[Figure record listings]
----

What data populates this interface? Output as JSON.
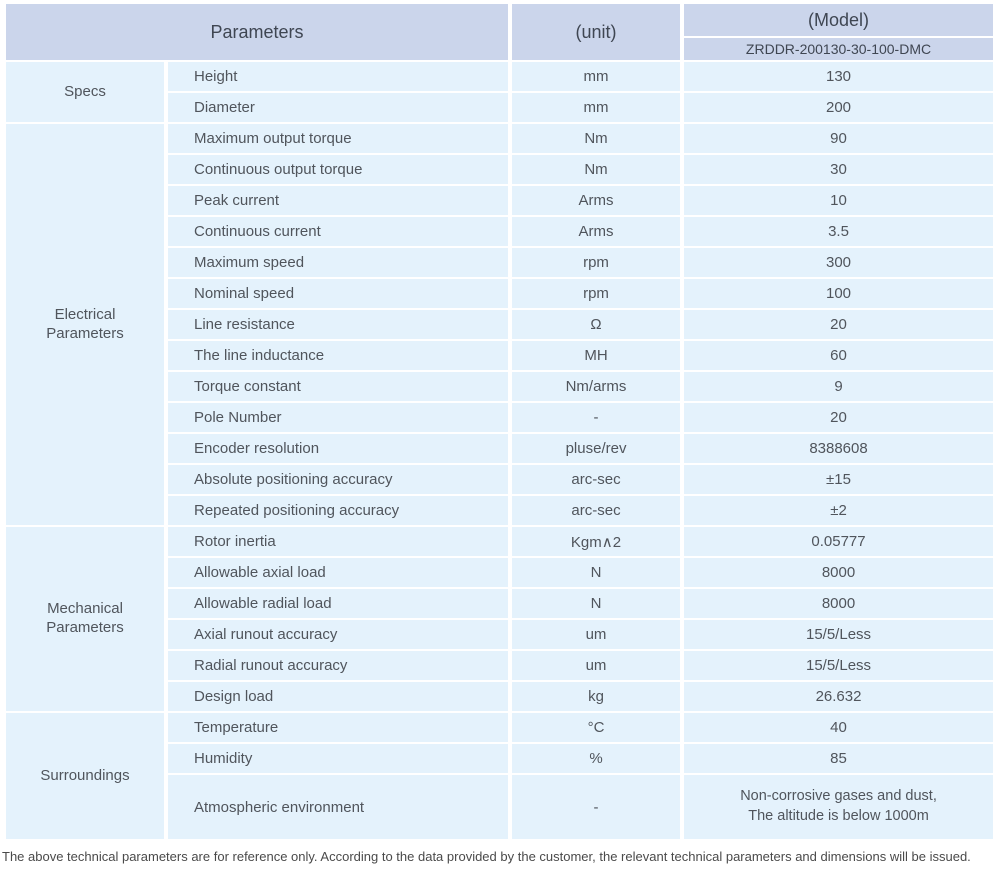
{
  "header": {
    "parameters_label": "Parameters",
    "unit_label": "(unit)",
    "model_label": "(Model)",
    "model_value": "ZRDDR-200130-30-100-DMC"
  },
  "sections": [
    {
      "group": "Specs",
      "rows": [
        {
          "name": "Height",
          "unit": "mm",
          "value": "130"
        },
        {
          "name": "Diameter",
          "unit": "mm",
          "value": "200"
        }
      ]
    },
    {
      "group": "Electrical Parameters",
      "rows": [
        {
          "name": "Maximum output torque",
          "unit": "Nm",
          "value": "90"
        },
        {
          "name": "Continuous output torque",
          "unit": "Nm",
          "value": "30"
        },
        {
          "name": "Peak current",
          "unit": "Arms",
          "value": "10"
        },
        {
          "name": "Continuous current",
          "unit": "Arms",
          "value": "3.5"
        },
        {
          "name": "Maximum speed",
          "unit": "rpm",
          "value": "300"
        },
        {
          "name": "Nominal speed",
          "unit": "rpm",
          "value": "100"
        },
        {
          "name": "Line resistance",
          "unit": "Ω",
          "value": "20"
        },
        {
          "name": "The line inductance",
          "unit": "MH",
          "value": "60"
        },
        {
          "name": "Torque constant",
          "unit": "Nm/arms",
          "value": "9"
        },
        {
          "name": "Pole Number",
          "unit": "-",
          "value": "20"
        },
        {
          "name": "Encoder resolution",
          "unit": "pluse/rev",
          "value": "8388608"
        },
        {
          "name": "Absolute positioning accuracy",
          "unit": "arc-sec",
          "value": "±15"
        },
        {
          "name": "Repeated positioning accuracy",
          "unit": "arc-sec",
          "value": "±2"
        }
      ]
    },
    {
      "group": "Mechanical Parameters",
      "rows": [
        {
          "name": "Rotor inertia",
          "unit": "Kgm∧2",
          "value": "0.05777"
        },
        {
          "name": "Allowable axial load",
          "unit": "N",
          "value": "8000"
        },
        {
          "name": "Allowable radial load",
          "unit": "N",
          "value": "8000"
        },
        {
          "name": "Axial runout accuracy",
          "unit": "um",
          "value": "15/5/Less"
        },
        {
          "name": "Radial runout accuracy",
          "unit": "um",
          "value": "15/5/Less"
        },
        {
          "name": "Design load",
          "unit": "kg",
          "value": "26.632"
        }
      ]
    },
    {
      "group": "Surroundings",
      "rows": [
        {
          "name": "Temperature",
          "unit": "°C",
          "value": "40"
        },
        {
          "name": "Humidity",
          "unit": "%",
          "value": "85"
        },
        {
          "name": "Atmospheric environment",
          "unit": "-",
          "value": "Non-corrosive gases and dust,\nThe altitude is below 1000m"
        }
      ]
    }
  ],
  "footer": {
    "note": "The above technical parameters are for reference only. According to the data provided by the customer, the relevant technical parameters and dimensions will be issued."
  },
  "colors": {
    "header_bg": "#cbd5eb",
    "row_bg": "#e4f2fc",
    "header_text": "#3f4652",
    "body_text": "#50555c",
    "note_text": "#4a4a4a",
    "page_bg": "#ffffff"
  }
}
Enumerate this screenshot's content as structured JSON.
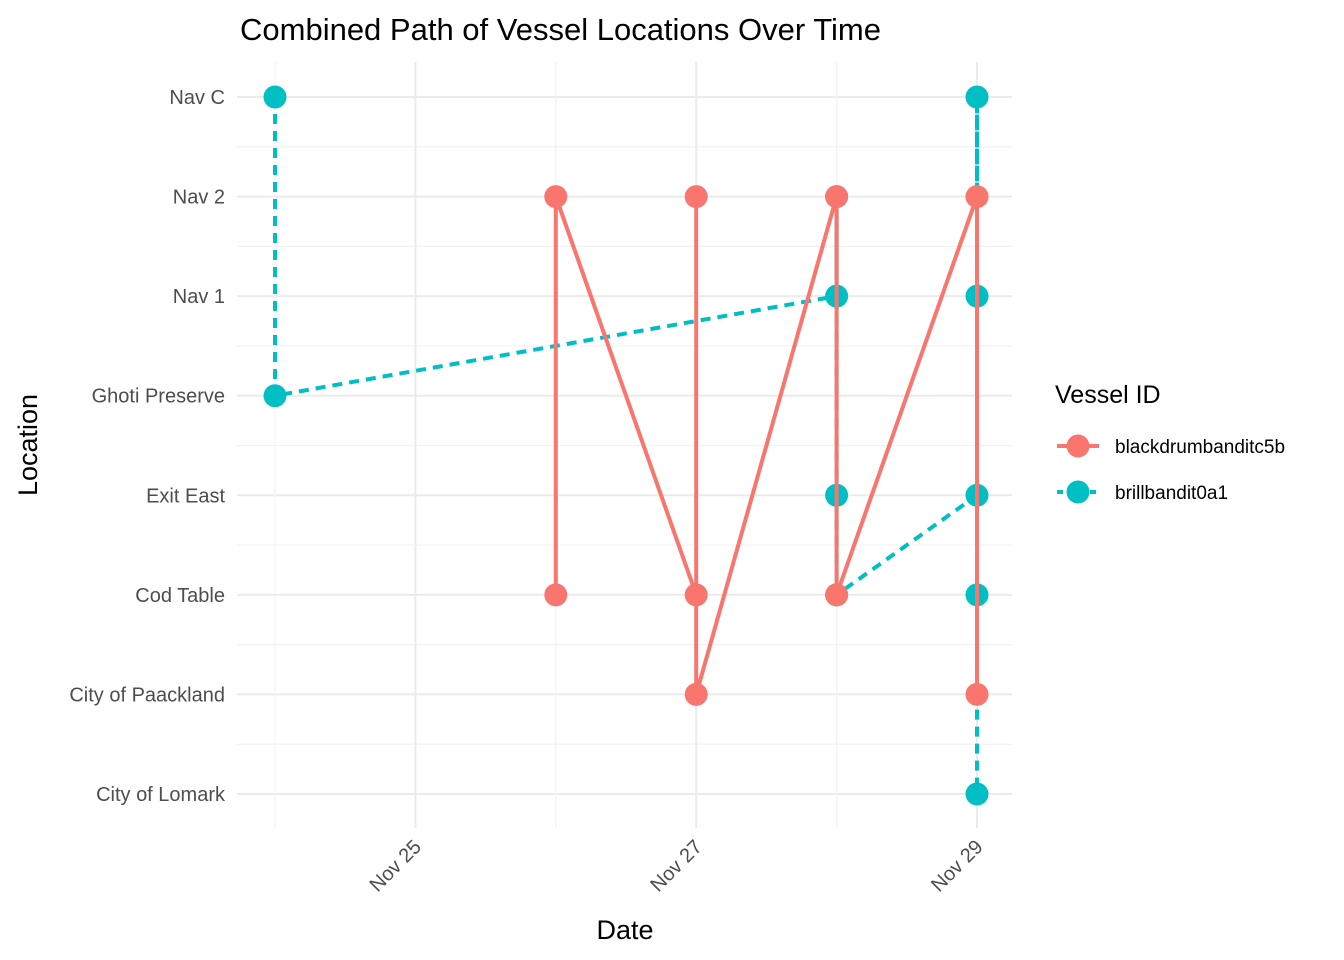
{
  "chart_data": {
    "type": "line",
    "title": "Combined Path of Vessel Locations Over Time",
    "xlabel": "Date",
    "ylabel": "Location",
    "y_categories": [
      "City of Lomark",
      "City of Paackland",
      "Cod Table",
      "Exit East",
      "Ghoti Preserve",
      "Nav 1",
      "Nav 2",
      "Nav C"
    ],
    "x_ticks": [
      {
        "label": "Nov 25",
        "value": "2035-11-25"
      },
      {
        "label": "Nov 27",
        "value": "2035-11-27"
      },
      {
        "label": "Nov 29",
        "value": "2035-11-29"
      }
    ],
    "xlim": [
      "2035-11-23.95",
      "2035-11-29.5"
    ],
    "grid": true,
    "legend": {
      "title": "Vessel ID",
      "position": "right"
    },
    "series": [
      {
        "name": "blackdrumbanditc5b",
        "color": "#F8766D",
        "line_style": "solid",
        "points": [
          {
            "x": "2035-11-26",
            "y": "Cod Table"
          },
          {
            "x": "2035-11-26",
            "y": "Nav 2"
          },
          {
            "x": "2035-11-27",
            "y": "Cod Table"
          },
          {
            "x": "2035-11-27",
            "y": "Nav 2"
          },
          {
            "x": "2035-11-27",
            "y": "City of Paackland"
          },
          {
            "x": "2035-11-28",
            "y": "Nav 2"
          },
          {
            "x": "2035-11-28",
            "y": "Cod Table"
          },
          {
            "x": "2035-11-29",
            "y": "Nav 2"
          },
          {
            "x": "2035-11-29",
            "y": "City of Paackland"
          }
        ]
      },
      {
        "name": "brillbandit0a1",
        "color": "#00BFC4",
        "line_style": "dashed",
        "points": [
          {
            "x": "2035-11-24",
            "y": "Nav C"
          },
          {
            "x": "2035-11-24",
            "y": "Ghoti Preserve"
          },
          {
            "x": "2035-11-28",
            "y": "Nav 1"
          },
          {
            "x": "2035-11-28",
            "y": "Nav 2"
          },
          {
            "x": "2035-11-28",
            "y": "Exit East"
          },
          {
            "x": "2035-11-28",
            "y": "Cod Table"
          },
          {
            "x": "2035-11-29",
            "y": "Exit East"
          },
          {
            "x": "2035-11-29",
            "y": "Nav C"
          },
          {
            "x": "2035-11-29",
            "y": "Nav 1"
          },
          {
            "x": "2035-11-29",
            "y": "Cod Table"
          },
          {
            "x": "2035-11-29",
            "y": "City of Lomark"
          }
        ]
      }
    ]
  }
}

----

Written request: Retype the whole listing exactly and leave the pictures out.

Solution for this problem:
What data populates this interface? Output as JSON.
{
  "header": {
    "parameters_label": "Parameters",
    "unit_label": "(unit)",
    "model_label": "(Model)",
    "model_value": "ZRDDR-200130-30-100-DMC"
  },
  "sections": [
    {
      "group": "Specs",
      "rows": [
        {
          "name": "Height",
          "unit": "mm",
          "value": "130"
        },
        {
          "name": "Diameter",
          "unit": "mm",
          "value": "200"
        }
      ]
    },
    {
      "group": "Electrical Parameters",
      "rows": [
        {
          "name": "Maximum output torque",
          "unit": "Nm",
          "value": "90"
        },
        {
          "name": "Continuous output torque",
          "unit": "Nm",
          "value": "30"
        },
        {
          "name": "Peak current",
          "unit": "Arms",
          "value": "10"
        },
        {
          "name": "Continuous current",
          "unit": "Arms",
          "value": "3.5"
        },
        {
          "name": "Maximum speed",
          "unit": "rpm",
          "value": "300"
        },
        {
          "name": "Nominal speed",
          "unit": "rpm",
          "value": "100"
        },
        {
          "name": "Line resistance",
          "unit": "Ω",
          "value": "20"
        },
        {
          "name": "The line inductance",
          "unit": "MH",
          "value": "60"
        },
        {
          "name": "Torque constant",
          "unit": "Nm/arms",
          "value": "9"
        },
        {
          "name": "Pole Number",
          "unit": "-",
          "value": "20"
        },
        {
          "name": "Encoder resolution",
          "unit": "pluse/rev",
          "value": "8388608"
        },
        {
          "name": "Absolute positioning accuracy",
          "unit": "arc-sec",
          "value": "±15"
        },
        {
          "name": "Repeated positioning accuracy",
          "unit": "arc-sec",
          "value": "±2"
        }
      ]
    },
    {
      "group": "Mechanical Parameters",
      "rows": [
        {
          "name": "Rotor inertia",
          "unit": "Kgm∧2",
          "value": "0.05777"
        },
        {
          "name": "Allowable axial load",
          "unit": "N",
          "value": "8000"
        },
        {
          "name": "Allowable radial load",
          "unit": "N",
          "value": "8000"
        },
        {
          "name": "Axial runout accuracy",
          "unit": "um",
          "value": "15/5/Less"
        },
        {
          "name": "Radial runout accuracy",
          "unit": "um",
          "value": "15/5/Less"
        },
        {
          "name": "Design load",
          "unit": "kg",
          "value": "26.632"
        }
      ]
    },
    {
      "group": "Surroundings",
      "rows": [
        {
          "name": "Temperature",
          "unit": "°C",
          "value": "40"
        },
        {
          "name": "Humidity",
          "unit": "%",
          "value": "85"
        },
        {
          "name": "Atmospheric environment",
          "unit": "-",
          "value": "Non-corrosive gases and dust,\nThe altitude is below 1000m"
        }
      ]
    }
  ],
  "footer": {
    "note": "The above technical parameters are for reference only. According to the data provided by the customer, the relevant technical parameters and dimensions will be issued."
  },
  "colors": {
    "header_bg": "#cbd5eb",
    "row_bg": "#e4f2fc",
    "header_text": "#3f4652",
    "body_text": "#50555c",
    "note_text": "#4a4a4a",
    "page_bg": "#ffffff"
  }
}
Enumerate this screenshot's content as structured JSON.
{
  "chart_data": {
    "type": "line",
    "title": "Combined Path of Vessel Locations Over Time",
    "xlabel": "Date",
    "ylabel": "Location",
    "y_categories": [
      "City of Lomark",
      "City of Paackland",
      "Cod Table",
      "Exit East",
      "Ghoti Preserve",
      "Nav 1",
      "Nav 2",
      "Nav C"
    ],
    "x_ticks": [
      {
        "label": "Nov 25",
        "value": "2035-11-25"
      },
      {
        "label": "Nov 27",
        "value": "2035-11-27"
      },
      {
        "label": "Nov 29",
        "value": "2035-11-29"
      }
    ],
    "xlim": [
      "2035-11-23.95",
      "2035-11-29.5"
    ],
    "grid": true,
    "legend": {
      "title": "Vessel ID",
      "position": "right"
    },
    "series": [
      {
        "name": "blackdrumbanditc5b",
        "color": "#F8766D",
        "line_style": "solid",
        "points": [
          {
            "x": "2035-11-26",
            "y": "Cod Table"
          },
          {
            "x": "2035-11-26",
            "y": "Nav 2"
          },
          {
            "x": "2035-11-27",
            "y": "Cod Table"
          },
          {
            "x": "2035-11-27",
            "y": "Nav 2"
          },
          {
            "x": "2035-11-27",
            "y": "City of Paackland"
          },
          {
            "x": "2035-11-28",
            "y": "Nav 2"
          },
          {
            "x": "2035-11-28",
            "y": "Cod Table"
          },
          {
            "x": "2035-11-29",
            "y": "Nav 2"
          },
          {
            "x": "2035-11-29",
            "y": "City of Paackland"
          }
        ]
      },
      {
        "name": "brillbandit0a1",
        "color": "#00BFC4",
        "line_style": "dashed",
        "points": [
          {
            "x": "2035-11-24",
            "y": "Nav C"
          },
          {
            "x": "2035-11-24",
            "y": "Ghoti Preserve"
          },
          {
            "x": "2035-11-28",
            "y": "Nav 1"
          },
          {
            "x": "2035-11-28",
            "y": "Nav 2"
          },
          {
            "x": "2035-11-28",
            "y": "Exit East"
          },
          {
            "x": "2035-11-28",
            "y": "Cod Table"
          },
          {
            "x": "2035-11-29",
            "y": "Exit East"
          },
          {
            "x": "2035-11-29",
            "y": "Nav C"
          },
          {
            "x": "2035-11-29",
            "y": "Nav 1"
          },
          {
            "x": "2035-11-29",
            "y": "Cod Table"
          },
          {
            "x": "2035-11-29",
            "y": "City of Lomark"
          }
        ]
      }
    ]
  }
}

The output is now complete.